● **Task prompt**:
Say how many lines in the records include the string "variance", adding no other words.

● **Input material**:
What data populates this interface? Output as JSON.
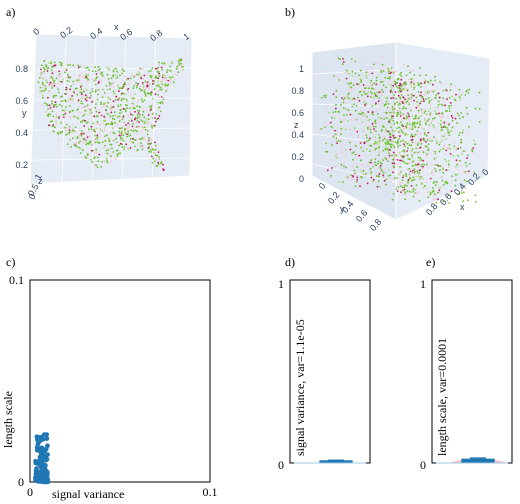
{
  "chart_data": [
    {
      "type": "scatter",
      "panel_label": "a)",
      "title": "",
      "axes": {
        "x": {
          "label": "x",
          "ticks": [
            "0",
            "0.2",
            "0.4",
            "0.6",
            "0.8",
            "1"
          ]
        },
        "y": {
          "label": "y",
          "ticks": [
            "0.2",
            "0.4",
            "0.6",
            "0.8"
          ]
        },
        "z": {
          "label": "z",
          "ticks": [
            "0",
            "0.5",
            "1"
          ]
        }
      },
      "description": "3D scatter, top-down view; points form the shape of the contiguous United States, colored green (low) to pink/magenta (high)",
      "colors": {
        "low": "#6bbf2a",
        "mid": "#f4c6d8",
        "high": "#c2185b",
        "pane": "#e5ecf6"
      }
    },
    {
      "type": "scatter",
      "panel_label": "b)",
      "title": "",
      "axes": {
        "x": {
          "label": "x",
          "ticks": [
            "0",
            "0.2",
            "0.4",
            "0.6",
            "0.8"
          ]
        },
        "y": {
          "label": "y",
          "ticks": [
            "0",
            "0.2",
            "0.4",
            "0.6",
            "0.8"
          ]
        },
        "z": {
          "label": "z",
          "ticks": [
            "0",
            "0.2",
            "0.4",
            "0.6",
            "0.8",
            "1"
          ]
        }
      },
      "description": "3D scatter, oblique view of the same point cloud filling a unit cube",
      "colors": {
        "low": "#6bbf2a",
        "mid": "#f4c6d8",
        "high": "#c2185b",
        "pane": "#e5ecf6"
      }
    },
    {
      "type": "scatter",
      "panel_label": "c)",
      "xlabel": "signal variance",
      "ylabel": "length scale",
      "xlim": [
        0,
        0.1
      ],
      "ylim": [
        0,
        0.1
      ],
      "x_ticks": [
        "0",
        "0.1"
      ],
      "y_ticks": [
        "0",
        "0.1"
      ],
      "color": "#1f77b4",
      "x_range": [
        0.003,
        0.01
      ],
      "y_range": [
        0,
        0.024
      ],
      "point_count": 150
    },
    {
      "type": "boxplot",
      "panel_label": "d)",
      "ylabel": "signal variance, var=1.1e-05",
      "ylim": [
        0,
        1
      ],
      "y_ticks": [
        "0",
        "1"
      ],
      "box": {
        "min": 0.0,
        "q1": 0.003,
        "median": 0.007,
        "q3": 0.011,
        "max": 0.015
      },
      "color": "#1f77b4"
    },
    {
      "type": "boxplot",
      "panel_label": "e)",
      "ylabel": "length scale, var=0.0001",
      "ylim": [
        0,
        1
      ],
      "y_ticks": [
        "0",
        "1"
      ],
      "box": {
        "min": 0.0,
        "q1": 0.005,
        "median": 0.012,
        "q3": 0.02,
        "max": 0.027
      },
      "color": "#1f77b4",
      "violin_color": "#f4a6a6"
    }
  ]
}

● **Problem solution**:
2